The End of Export Controls

Export controls are not a panacea, they are a relic. Everyone says the United States and China are not in a new Cold War, but U.S. export controls suggest the exact opposite. Export controls on industrial goods—“dual-use” controls—are often counterproductive because other countries respond to export controls by creating replacement technologies. The result is to undercut U.S. tech leadership. Huawei’s announcement that it will use Chinese-made 5G chips for its phones illustrates this.

The history of export controls is not a happy one. A few examples show the damage export controls can create:

  • In the 1980s, a Japanese firm sold machine tools to the Soviet Union that let the Soviets build quieter submarines. The United States imposed very tight controls on its machine toolmakers, with the result that most were driven out of business, leaving the United States dependent on foreign suppliers (including China) for machine tools.
  • In the 1980s, the United States allowed China to launch U.S. satellites, and the Chinese learned from this how to improve their space launch capabilities. The United States responded by blocking all exports of satellites and their components, imposing onerous licensing conditions on European satellite makers. In response, the Europeans built their own component suppliers (sometimes with subsidies from the European Union) to replace U.S. companies. U.S. companies permanently lost market share and some of the smaller U.S. suppliers exited the satellite business. China accelerated its space efforts and now launches more satellites than the United States.
  • The United States restricted software encryption exports until 1999, forbidding the export of strong encryption. The result, at the dawn of the internet age, was that U.S. software makers were being displaced by foreign companies until export controls were removed.

Boxed element entries:

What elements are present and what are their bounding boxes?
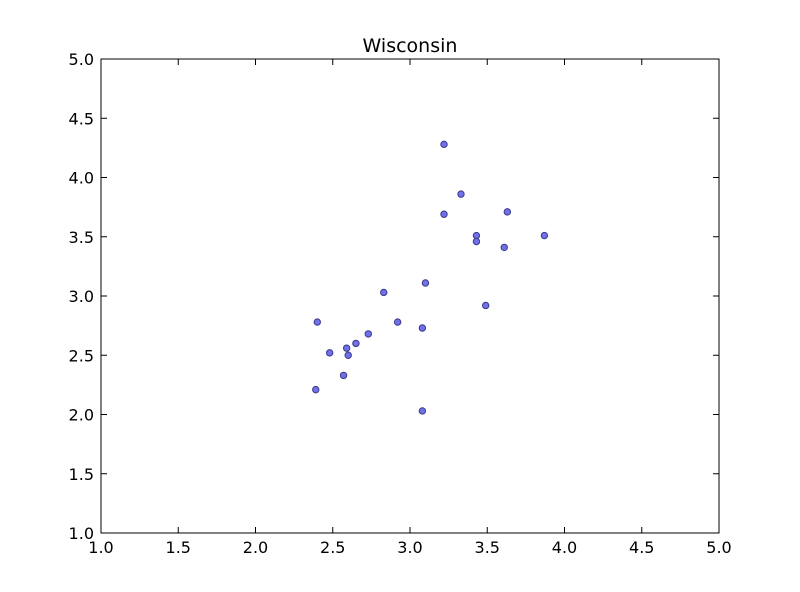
scatter-point — [325, 349, 334, 357]
scatter-point — [418, 407, 427, 415]
y-tick-label: 2.5 — [69, 346, 94, 365]
scatter-point — [440, 210, 448, 218]
x-tick-label: 1.0 — [88, 538, 113, 557]
scatter-point — [421, 279, 430, 287]
scatter-point — [482, 301, 490, 310]
x-tick-label: 1.5 — [166, 538, 191, 557]
x-tick-label: 2.5 — [320, 538, 345, 557]
y-tick-label: 3.5 — [69, 228, 94, 247]
scatter-point — [440, 140, 448, 149]
scatter-point — [457, 190, 465, 198]
scatter-point — [380, 288, 388, 297]
x-tick-label: 5.0 — [706, 538, 731, 557]
y-tick-label: 5.0 — [69, 50, 94, 69]
y-tick-label: 3.0 — [69, 287, 94, 306]
scatter-point — [342, 344, 351, 352]
y-tick-label: 4.5 — [69, 109, 94, 128]
y-tick-label: 4.0 — [69, 169, 94, 188]
scatter-point — [344, 351, 352, 359]
plot-area — [100, 58, 720, 534]
scatter-point — [364, 330, 372, 338]
x-tick-label: 2.0 — [243, 538, 268, 557]
scatter-point — [540, 231, 549, 240]
x-tick-label: 4.5 — [629, 538, 654, 557]
scatter-point — [472, 237, 481, 246]
scatter-point — [503, 208, 512, 216]
y-tick-label: 2.0 — [69, 406, 94, 425]
chart-title: Wisconsin — [363, 35, 458, 57]
data-points — [312, 140, 549, 415]
scatter-point — [312, 385, 320, 394]
scatter-point — [313, 318, 321, 326]
x-tick-label: 3.5 — [475, 538, 500, 557]
x-tick-label: 4.0 — [552, 538, 577, 557]
scatter-point — [500, 243, 508, 252]
x-tick-label: 3.0 — [397, 538, 422, 557]
axis-ticks: 1.0 1.5 2.0 2.5 3.0 3.5 4.0 4.5 5.0 1.0 1.5 2.0 2.5 3… — [69, 50, 732, 557]
scatter-point — [352, 339, 360, 348]
scatter-point — [339, 371, 348, 380]
scatter-point — [418, 324, 427, 332]
scatter-point — [393, 318, 402, 326]
y-tick-label: 1.0 — [69, 524, 94, 543]
y-tick-label: 1.5 — [69, 465, 94, 484]
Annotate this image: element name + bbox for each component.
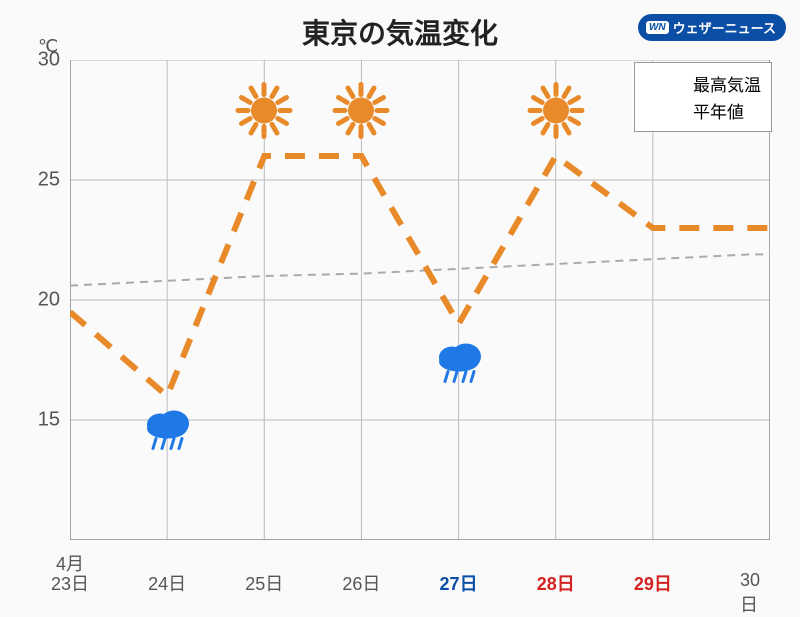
x-axis-labels: 23日24日25日26日27日28日29日30日	[70, 570, 770, 594]
x-tick-label: 26日	[342, 570, 380, 596]
rain-icon	[142, 407, 192, 458]
brand-label: ウェザーニュース	[673, 18, 776, 37]
y-tick-label: 15	[20, 409, 60, 432]
rain-icon	[434, 339, 484, 390]
chart-container: 東京の気温変化 WN ウェザーニュース ℃ 15202530 最高気温 平年値 …	[0, 0, 800, 600]
legend-label-series1: 最高気温	[693, 71, 761, 96]
x-tick-label: 25日	[245, 570, 283, 596]
legend-label-series2: 平年値	[693, 98, 744, 123]
sun-icon	[331, 80, 391, 145]
y-tick-label: 30	[20, 49, 60, 72]
chart-title: 東京の気温変化	[302, 12, 498, 52]
plot-area	[70, 60, 770, 540]
y-tick-label: 20	[20, 289, 60, 312]
y-axis-labels: 15202530	[20, 60, 60, 540]
x-tick-label: 24日	[148, 570, 186, 596]
sun-icon	[234, 80, 294, 145]
y-tick-label: 25	[20, 169, 60, 192]
x-tick-label: 23日	[51, 570, 89, 596]
sun-icon	[526, 80, 586, 145]
legend-row-series1: 最高気温	[645, 71, 761, 96]
legend: 最高気温 平年値	[634, 62, 772, 132]
x-tick-label: 30日	[740, 570, 760, 617]
x-tick-label: 28日	[537, 570, 575, 596]
x-tick-label: 27日	[440, 570, 478, 596]
legend-row-series2: 平年値	[645, 98, 761, 123]
brand-badge: WN ウェザーニュース	[638, 14, 786, 41]
x-tick-label: 29日	[634, 570, 672, 596]
brand-wn: WN	[646, 21, 669, 34]
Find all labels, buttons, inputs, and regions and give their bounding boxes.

What you are asked to do
Continue the export controls text from after its final sentence.

Written response
  • In the early 2000s, the United States tried to restrict Chinese access to high performance computer chips (CPUs) for national security reasons. The Department of Commerce even talked of keeping China “two generations behind.” Chips are made in the billions, making it hard to restrict sales, and older chips can be substituted for the most modern ones and one result was to inspire the Chinese to try harder to build their own chip industry.

Export controls were a sleepy legacy of Cold War foreign policy. They have been reenergized by competition with China, but the world has changed. China and the West are not bifurcated by an Iron Curtain. There is extensive trade and travel between them, while there was almost none with the Soviet Union. China, while it has extensive problems, is not the economically moribund USSR. The United States and Chinese tech sectors are deeply connected, creating an interdependence that current tech transfer polices cannot manage.

Export controls lead other countries to develop workarounds, either by building their own industries or by finding alternative technologies. This is much easier to do in the interconnected twenty-first century than it was in the twentieth. The result can be a reduction, often permanent, in U.S. companies’ market share of the controlled technology. National security hawks may complain about this, but it is unavoidable and ignoring this history only guarantees self-inflicted damage. Semiconductors are a prime example of this risk.

This administration and Congress correctly identified semiconductors as the core technology for tech competition with China. The CHIPS and Science Act and other measures intended to strengthen U.S. chipmaking are valuable steps. Slowing China’s progress in building its own semiconductor industry is good goal, but only if done in a way avoids choking Western industry and incentivizing opponents at the same time. Unfortunately, this is what the United States is doing.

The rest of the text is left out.